* [EXERCISE BRIEF]:
Write out the material below again, unchanged.

Extracted records:
* * *

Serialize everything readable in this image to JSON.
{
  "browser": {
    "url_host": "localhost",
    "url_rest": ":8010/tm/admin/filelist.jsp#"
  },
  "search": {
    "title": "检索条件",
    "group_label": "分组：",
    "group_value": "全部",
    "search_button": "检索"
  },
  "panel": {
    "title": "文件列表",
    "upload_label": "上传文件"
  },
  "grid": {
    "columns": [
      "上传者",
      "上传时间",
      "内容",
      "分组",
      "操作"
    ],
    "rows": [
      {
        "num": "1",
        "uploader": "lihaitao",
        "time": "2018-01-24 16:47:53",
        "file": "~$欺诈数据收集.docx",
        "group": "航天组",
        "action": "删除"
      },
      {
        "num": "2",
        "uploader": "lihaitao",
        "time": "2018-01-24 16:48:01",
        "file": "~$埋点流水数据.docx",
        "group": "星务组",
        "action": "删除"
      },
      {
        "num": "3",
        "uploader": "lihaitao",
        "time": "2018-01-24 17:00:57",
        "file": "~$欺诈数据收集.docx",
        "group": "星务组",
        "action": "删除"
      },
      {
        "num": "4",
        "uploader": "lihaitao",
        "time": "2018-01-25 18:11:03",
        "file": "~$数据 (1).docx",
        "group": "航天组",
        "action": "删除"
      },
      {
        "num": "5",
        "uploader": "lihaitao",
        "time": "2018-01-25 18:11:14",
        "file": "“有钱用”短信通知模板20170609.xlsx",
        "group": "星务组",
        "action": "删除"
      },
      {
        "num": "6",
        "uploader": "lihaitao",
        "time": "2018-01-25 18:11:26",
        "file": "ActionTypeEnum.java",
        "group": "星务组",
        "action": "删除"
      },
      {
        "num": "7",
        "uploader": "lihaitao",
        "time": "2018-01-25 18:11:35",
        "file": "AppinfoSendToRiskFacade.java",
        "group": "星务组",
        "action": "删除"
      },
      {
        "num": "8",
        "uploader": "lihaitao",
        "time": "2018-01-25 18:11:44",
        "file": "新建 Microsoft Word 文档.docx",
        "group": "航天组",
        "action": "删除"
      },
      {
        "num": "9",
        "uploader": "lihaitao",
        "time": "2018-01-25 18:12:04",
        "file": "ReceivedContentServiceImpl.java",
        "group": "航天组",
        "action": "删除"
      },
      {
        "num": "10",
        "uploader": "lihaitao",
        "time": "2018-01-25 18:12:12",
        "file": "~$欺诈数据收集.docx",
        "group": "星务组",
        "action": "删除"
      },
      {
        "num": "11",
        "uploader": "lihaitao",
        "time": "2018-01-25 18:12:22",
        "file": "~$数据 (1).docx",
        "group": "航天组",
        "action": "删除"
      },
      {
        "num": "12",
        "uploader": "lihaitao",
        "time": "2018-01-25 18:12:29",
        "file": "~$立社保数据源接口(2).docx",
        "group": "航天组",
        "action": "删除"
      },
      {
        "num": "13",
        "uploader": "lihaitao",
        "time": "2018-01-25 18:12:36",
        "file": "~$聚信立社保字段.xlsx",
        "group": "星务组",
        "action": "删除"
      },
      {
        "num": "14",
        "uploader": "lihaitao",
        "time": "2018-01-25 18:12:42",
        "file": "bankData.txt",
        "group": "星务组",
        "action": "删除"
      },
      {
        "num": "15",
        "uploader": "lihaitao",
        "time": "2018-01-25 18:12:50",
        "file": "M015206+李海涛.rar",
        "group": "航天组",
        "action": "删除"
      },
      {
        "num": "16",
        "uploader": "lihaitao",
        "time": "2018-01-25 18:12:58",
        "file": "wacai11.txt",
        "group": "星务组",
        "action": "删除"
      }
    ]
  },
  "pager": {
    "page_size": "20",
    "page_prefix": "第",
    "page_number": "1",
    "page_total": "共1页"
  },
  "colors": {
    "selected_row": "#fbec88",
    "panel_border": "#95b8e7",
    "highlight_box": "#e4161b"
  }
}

* * *

* [THE COMPLETED TASK]:
Serialize everything readable in this image to JSON.
{
  "browser": {
    "url_host": "localhost",
    "url_rest": ":8010/tm/admin/filelist.jsp#"
  },
  "search": {
    "title": "检索条件",
    "group_label": "分组：",
    "group_value": "全部",
    "search_button": "检索"
  },
  "panel": {
    "title": "文件列表",
    "upload_label": "上传文件"
  },
  "grid": {
    "columns": [
      "上传者",
      "上传时间",
      "内容",
      "分组",
      "操作"
    ],
    "rows": [
      {
        "num": "1",
        "uploader": "lihaitao",
        "time": "2018-01-24 16:47:53",
        "file": "~$欺诈数据收集.docx",
        "group": "航天组",
        "action": "删除"
      },
      {
        "num": "2",
        "uploader": "lihaitao",
        "time": "2018-01-24 16:48:01",
        "file": "~$埋点流水数据.docx",
        "group": "星务组",
        "action": "删除"
      },
      {
        "num": "3",
        "uploader": "lihaitao",
        "time": "2018-01-24 17:00:57",
        "file": "~$欺诈数据收集.docx",
        "group": "星务组",
        "action": "删除"
      },
      {
        "num": "4",
        "uploader": "lihaitao",
        "time": "2018-01-25 18:11:03",
        "file": "~$数据 (1).docx",
        "group": "航天组",
        "action": "删除"
      },
      {
        "num": "5",
        "uploader": "lihaitao",
        "time": "2018-01-25 18:11:14",
        "file": "“有钱用”短信通知模板20170609.xlsx",
        "group": "星务组",
        "action": "删除"
      },
      {
        "num": "6",
        "uploader": "lihaitao",
        "time": "2018-01-25 18:11:26",
        "file": "ActionTypeEnum.java",
        "group": "星务组",
        "action": "删除"
      },
      {
        "num": "7",
        "uploader": "lihaitao",
        "time": "2018-01-25 18:11:35",
        "file": "AppinfoSendToRiskFacade.java",
        "group": "星务组",
        "action": "删除"
      },
      {
        "num": "8",
        "uploader": "lihaitao",
        "time": "2018-01-25 18:11:44",
        "file": "新建 Microsoft Word 文档.docx",
        "group": "航天组",
        "action": "删除"
      },
      {
        "num": "9",
        "uploader": "lihaitao",
        "time": "2018-01-25 18:12:04",
        "file": "ReceivedContentServiceImpl.java",
        "group": "航天组",
        "action": "删除"
      },
      {
        "num": "10",
        "uploader": "lihaitao",
        "time": "2018-01-25 18:12:12",
        "file": "~$欺诈数据收集.docx",
        "group": "星务组",
        "action": "删除"
      },
      {
        "num": "11",
        "uploader": "lihaitao",
        "time": "2018-01-25 18:12:22",
        "file": "~$数据 (1).docx",
        "group": "航天组",
        "action": "删除"
      },
      {
        "num": "12",
        "uploader": "lihaitao",
        "time": "2018-01-25 18:12:29",
        "file": "~$立社保数据源接口(2).docx",
        "group": "航天组",
        "action": "删除"
      },
      {
        "num": "13",
        "uploader": "lihaitao",
        "time": "2018-01-25 18:12:36",
        "file": "~$聚信立社保字段.xlsx",
        "group": "星务组",
        "action": "删除"
      },
      {
        "num": "14",
        "uploader": "lihaitao",
        "time": "2018-01-25 18:12:42",
        "file": "bankData.txt",
        "group": "星务组",
        "action": "删除"
      },
      {
        "num": "15",
        "uploader": "lihaitao",
        "time": "2018-01-25 18:12:50",
        "file": "M015206+李海涛.rar",
        "group": "航天组",
        "action": "删除"
      },
      {
        "num": "16",
        "uploader": "lihaitao",
        "time": "2018-01-25 18:12:58",
        "file": "wacai11.txt",
        "group": "星务组",
        "action": "删除"
      }
    ]
  },
  "pager": {
    "page_size": "20",
    "page_prefix": "第",
    "page_number": "1",
    "page_total": "共1页"
  },
  "colors": {
    "selected_row": "#fbec88",
    "panel_border": "#95b8e7",
    "highlight_box": "#e4161b"
  }
}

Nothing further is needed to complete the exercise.